* _STATED GOAL_
Nothing in the records may be left out or altered; reproduce them all exactly.
** Begin SOURCE RECORDS **
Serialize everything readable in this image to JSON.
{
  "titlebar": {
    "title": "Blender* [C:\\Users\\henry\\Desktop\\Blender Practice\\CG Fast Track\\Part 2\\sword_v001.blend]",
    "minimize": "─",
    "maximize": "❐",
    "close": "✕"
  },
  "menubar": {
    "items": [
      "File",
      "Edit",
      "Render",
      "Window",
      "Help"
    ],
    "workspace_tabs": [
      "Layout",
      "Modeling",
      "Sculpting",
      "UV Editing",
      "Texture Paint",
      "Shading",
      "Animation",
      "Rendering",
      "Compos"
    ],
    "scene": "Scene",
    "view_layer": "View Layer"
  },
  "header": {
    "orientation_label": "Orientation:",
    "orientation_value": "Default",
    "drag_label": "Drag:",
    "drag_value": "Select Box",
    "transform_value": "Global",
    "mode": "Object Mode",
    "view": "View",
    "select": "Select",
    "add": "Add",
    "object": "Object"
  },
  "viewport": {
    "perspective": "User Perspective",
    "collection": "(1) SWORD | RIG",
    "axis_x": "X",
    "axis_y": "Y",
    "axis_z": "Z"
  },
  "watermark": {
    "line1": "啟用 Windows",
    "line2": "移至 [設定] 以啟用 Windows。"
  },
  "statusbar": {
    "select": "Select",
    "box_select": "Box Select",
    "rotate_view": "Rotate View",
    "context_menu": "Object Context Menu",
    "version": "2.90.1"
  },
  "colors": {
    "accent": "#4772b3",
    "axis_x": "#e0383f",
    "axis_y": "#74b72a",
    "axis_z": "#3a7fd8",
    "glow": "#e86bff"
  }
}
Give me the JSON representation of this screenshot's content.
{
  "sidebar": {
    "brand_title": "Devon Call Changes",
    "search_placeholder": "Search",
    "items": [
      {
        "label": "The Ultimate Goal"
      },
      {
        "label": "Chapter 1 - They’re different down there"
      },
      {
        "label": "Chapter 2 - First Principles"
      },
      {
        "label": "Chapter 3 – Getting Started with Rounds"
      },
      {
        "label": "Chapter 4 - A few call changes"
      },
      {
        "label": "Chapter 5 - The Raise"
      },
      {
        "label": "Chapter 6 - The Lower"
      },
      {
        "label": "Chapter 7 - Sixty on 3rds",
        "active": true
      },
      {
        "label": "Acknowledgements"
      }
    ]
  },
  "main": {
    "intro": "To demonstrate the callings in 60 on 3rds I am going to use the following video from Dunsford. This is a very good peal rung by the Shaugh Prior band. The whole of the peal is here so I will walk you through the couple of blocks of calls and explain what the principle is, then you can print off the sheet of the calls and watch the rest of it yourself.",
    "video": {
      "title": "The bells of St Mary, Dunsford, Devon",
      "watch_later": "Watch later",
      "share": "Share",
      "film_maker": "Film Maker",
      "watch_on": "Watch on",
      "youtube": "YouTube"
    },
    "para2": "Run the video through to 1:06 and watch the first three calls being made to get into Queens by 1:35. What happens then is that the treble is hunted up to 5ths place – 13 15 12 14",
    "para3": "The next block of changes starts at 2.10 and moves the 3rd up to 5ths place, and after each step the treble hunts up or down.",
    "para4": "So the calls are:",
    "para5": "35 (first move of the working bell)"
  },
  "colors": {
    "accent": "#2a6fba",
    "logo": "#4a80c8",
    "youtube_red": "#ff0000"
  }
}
** End SOURCE RECORDS **
* _WRITTEN RESPONSE_
Serialize everything readable in this image to JSON.
{
  "titlebar": {
    "title": "Blender* [C:\\Users\\henry\\Desktop\\Blender Practice\\CG Fast Track\\Part 2\\sword_v001.blend]",
    "minimize": "─",
    "maximize": "❐",
    "close": "✕"
  },
  "menubar": {
    "items": [
      "File",
      "Edit",
      "Render",
      "Window",
      "Help"
    ],
    "workspace_tabs": [
      "Layout",
      "Modeling",
      "Sculpting",
      "UV Editing",
      "Texture Paint",
      "Shading",
      "Animation",
      "Rendering",
      "Compos"
    ],
    "scene": "Scene",
    "view_layer": "View Layer"
  },
  "header": {
    "orientation_label": "Orientation:",
    "orientation_value": "Default",
    "drag_label": "Drag:",
    "drag_value": "Select Box",
    "transform_value": "Global",
    "mode": "Object Mode",
    "view": "View",
    "select": "Select",
    "add": "Add",
    "object": "Object"
  },
  "viewport": {
    "perspective": "User Perspective",
    "collection": "(1) SWORD | RIG",
    "axis_x": "X",
    "axis_y": "Y",
    "axis_z": "Z"
  },
  "watermark": {
    "line1": "啟用 Windows",
    "line2": "移至 [設定] 以啟用 Windows。"
  },
  "statusbar": {
    "select": "Select",
    "box_select": "Box Select",
    "rotate_view": "Rotate View",
    "context_menu": "Object Context Menu",
    "version": "2.90.1"
  },
  "colors": {
    "accent": "#4772b3",
    "axis_x": "#e0383f",
    "axis_y": "#74b72a",
    "axis_z": "#3a7fd8",
    "glow": "#e86bff"
  }
}
Give me the JSON representation of this screenshot's content.
{
  "sidebar": {
    "brand_title": "Devon Call Changes",
    "search_placeholder": "Search",
    "items": [
      {
        "label": "The Ultimate Goal"
      },
      {
        "label": "Chapter 1 - They’re different down there"
      },
      {
        "label": "Chapter 2 - First Principles"
      },
      {
        "label": "Chapter 3 – Getting Started with Rounds"
      },
      {
        "label": "Chapter 4 - A few call changes"
      },
      {
        "label": "Chapter 5 - The Raise"
      },
      {
        "label": "Chapter 6 - The Lower"
      },
      {
        "label": "Chapter 7 - Sixty on 3rds",
        "active": true
      },
      {
        "label": "Acknowledgements"
      }
    ]
  },
  "main": {
    "intro": "To demonstrate the callings in 60 on 3rds I am going to use the following video from Dunsford. This is a very good peal rung by the Shaugh Prior band. The whole of the peal is here so I will walk you through the couple of blocks of calls and explain what the principle is, then you can print off the sheet of the calls and watch the rest of it yourself.",
    "video": {
      "title": "The bells of St Mary, Dunsford, Devon",
      "watch_later": "Watch later",
      "share": "Share",
      "film_maker": "Film Maker",
      "watch_on": "Watch on",
      "youtube": "YouTube"
    },
    "para2": "Run the video through to 1:06 and watch the first three calls being made to get into Queens by 1:35. What happens then is that the treble is hunted up to 5ths place – 13 15 12 14",
    "para3": "The next block of changes starts at 2.10 and moves the 3rd up to 5ths place, and after each step the treble hunts up or down.",
    "para4": "So the calls are:",
    "para5": "35 (first move of the working bell)"
  },
  "colors": {
    "accent": "#2a6fba",
    "logo": "#4a80c8",
    "youtube_red": "#ff0000"
  }
}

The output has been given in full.